## Begin Exercise material

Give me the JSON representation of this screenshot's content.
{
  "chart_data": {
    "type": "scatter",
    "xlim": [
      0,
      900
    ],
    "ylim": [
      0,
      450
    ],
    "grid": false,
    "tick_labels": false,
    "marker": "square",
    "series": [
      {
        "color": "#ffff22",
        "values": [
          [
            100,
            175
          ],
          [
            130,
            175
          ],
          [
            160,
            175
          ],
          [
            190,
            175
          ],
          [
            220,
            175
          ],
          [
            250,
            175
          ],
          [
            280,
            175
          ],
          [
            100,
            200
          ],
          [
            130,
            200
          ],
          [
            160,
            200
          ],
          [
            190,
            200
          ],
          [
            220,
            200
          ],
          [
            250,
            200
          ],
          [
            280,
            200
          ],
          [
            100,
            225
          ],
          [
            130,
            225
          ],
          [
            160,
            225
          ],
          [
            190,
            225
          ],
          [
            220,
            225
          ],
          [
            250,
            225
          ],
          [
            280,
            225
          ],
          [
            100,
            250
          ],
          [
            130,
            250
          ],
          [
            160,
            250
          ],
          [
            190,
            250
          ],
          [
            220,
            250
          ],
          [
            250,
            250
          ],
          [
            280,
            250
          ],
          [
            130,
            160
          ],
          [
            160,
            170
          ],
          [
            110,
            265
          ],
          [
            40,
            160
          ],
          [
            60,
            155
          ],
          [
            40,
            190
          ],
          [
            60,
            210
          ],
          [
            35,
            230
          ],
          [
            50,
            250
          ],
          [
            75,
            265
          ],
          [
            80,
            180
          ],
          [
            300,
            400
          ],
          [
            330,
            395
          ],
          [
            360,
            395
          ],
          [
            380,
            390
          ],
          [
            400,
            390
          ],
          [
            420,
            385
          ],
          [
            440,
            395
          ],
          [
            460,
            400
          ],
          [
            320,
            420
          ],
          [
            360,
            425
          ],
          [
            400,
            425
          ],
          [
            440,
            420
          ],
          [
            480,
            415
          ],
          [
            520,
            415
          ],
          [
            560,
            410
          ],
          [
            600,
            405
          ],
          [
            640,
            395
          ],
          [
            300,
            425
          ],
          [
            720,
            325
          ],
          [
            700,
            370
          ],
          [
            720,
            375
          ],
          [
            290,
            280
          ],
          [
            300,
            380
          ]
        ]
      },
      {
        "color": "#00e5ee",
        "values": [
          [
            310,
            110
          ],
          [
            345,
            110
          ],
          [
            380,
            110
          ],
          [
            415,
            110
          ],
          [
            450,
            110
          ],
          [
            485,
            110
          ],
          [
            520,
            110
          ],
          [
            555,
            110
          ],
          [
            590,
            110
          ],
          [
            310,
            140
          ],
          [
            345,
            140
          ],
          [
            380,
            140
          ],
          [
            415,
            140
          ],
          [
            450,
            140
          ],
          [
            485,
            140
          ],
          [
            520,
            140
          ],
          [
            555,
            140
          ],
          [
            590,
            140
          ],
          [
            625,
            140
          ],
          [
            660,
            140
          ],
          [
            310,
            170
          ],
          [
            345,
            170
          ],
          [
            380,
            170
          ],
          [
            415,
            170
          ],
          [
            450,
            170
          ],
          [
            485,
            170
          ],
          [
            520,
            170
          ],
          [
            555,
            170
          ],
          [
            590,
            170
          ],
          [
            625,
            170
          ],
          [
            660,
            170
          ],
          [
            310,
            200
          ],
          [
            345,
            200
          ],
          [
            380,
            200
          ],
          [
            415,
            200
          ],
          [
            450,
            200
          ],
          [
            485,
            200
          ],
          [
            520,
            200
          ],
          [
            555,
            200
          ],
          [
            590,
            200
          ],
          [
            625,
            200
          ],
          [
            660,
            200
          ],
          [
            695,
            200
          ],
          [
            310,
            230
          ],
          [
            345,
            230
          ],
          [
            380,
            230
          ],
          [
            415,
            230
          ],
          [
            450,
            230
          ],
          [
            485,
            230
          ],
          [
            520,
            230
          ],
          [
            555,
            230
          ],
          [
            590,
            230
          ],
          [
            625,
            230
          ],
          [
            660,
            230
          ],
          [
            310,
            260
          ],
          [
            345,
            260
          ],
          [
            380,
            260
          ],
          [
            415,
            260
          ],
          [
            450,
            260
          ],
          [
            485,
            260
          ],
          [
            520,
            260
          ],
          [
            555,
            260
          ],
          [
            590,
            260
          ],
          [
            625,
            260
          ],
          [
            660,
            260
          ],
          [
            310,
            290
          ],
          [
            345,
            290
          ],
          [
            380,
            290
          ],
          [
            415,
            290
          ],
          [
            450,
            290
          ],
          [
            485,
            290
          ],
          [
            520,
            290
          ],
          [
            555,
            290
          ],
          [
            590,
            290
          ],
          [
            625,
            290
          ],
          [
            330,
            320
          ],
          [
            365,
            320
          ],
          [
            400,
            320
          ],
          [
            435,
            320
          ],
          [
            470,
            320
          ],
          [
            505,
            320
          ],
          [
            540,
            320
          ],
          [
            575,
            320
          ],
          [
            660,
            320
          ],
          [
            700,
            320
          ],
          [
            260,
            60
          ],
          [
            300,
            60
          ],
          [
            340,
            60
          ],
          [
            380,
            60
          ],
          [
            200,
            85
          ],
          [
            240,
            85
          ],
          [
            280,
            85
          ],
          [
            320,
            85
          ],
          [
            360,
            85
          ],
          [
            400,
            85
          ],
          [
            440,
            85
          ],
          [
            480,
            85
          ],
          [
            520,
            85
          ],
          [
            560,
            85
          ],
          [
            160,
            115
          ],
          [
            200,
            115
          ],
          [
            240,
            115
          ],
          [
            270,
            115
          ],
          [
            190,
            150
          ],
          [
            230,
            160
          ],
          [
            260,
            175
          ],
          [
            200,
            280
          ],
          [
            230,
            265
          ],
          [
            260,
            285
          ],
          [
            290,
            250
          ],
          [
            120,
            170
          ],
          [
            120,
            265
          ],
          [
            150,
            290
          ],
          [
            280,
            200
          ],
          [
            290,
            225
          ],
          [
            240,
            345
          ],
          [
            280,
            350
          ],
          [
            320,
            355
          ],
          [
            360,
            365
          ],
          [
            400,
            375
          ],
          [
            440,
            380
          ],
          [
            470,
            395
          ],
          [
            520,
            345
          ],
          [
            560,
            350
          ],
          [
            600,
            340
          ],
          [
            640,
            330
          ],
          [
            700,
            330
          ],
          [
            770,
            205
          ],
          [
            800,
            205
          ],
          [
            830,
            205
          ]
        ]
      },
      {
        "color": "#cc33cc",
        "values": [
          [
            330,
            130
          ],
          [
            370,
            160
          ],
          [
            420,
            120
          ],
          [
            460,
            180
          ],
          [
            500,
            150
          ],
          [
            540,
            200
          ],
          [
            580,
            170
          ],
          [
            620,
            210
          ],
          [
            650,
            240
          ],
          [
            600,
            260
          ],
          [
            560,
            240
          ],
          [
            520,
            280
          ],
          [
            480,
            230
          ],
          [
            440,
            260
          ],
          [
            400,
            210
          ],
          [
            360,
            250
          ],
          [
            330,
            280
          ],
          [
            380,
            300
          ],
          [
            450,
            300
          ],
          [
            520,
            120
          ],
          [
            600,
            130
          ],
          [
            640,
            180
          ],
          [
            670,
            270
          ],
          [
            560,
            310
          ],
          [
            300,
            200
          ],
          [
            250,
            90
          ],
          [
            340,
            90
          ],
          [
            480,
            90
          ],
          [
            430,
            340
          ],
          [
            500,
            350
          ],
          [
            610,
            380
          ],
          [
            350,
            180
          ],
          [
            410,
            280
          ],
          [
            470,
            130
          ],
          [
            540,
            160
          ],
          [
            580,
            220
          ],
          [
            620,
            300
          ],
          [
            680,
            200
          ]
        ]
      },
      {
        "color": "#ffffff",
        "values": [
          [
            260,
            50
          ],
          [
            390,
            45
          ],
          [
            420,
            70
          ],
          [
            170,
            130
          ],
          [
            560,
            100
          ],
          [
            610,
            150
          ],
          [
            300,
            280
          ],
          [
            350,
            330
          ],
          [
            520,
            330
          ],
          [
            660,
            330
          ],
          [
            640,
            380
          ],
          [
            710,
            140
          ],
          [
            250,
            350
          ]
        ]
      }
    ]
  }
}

## End Exercise material

→ What to produce: Among the entries, how many lines include the word "color"? Answer with a single number and nothing further.

→ Answer to this exercise: 4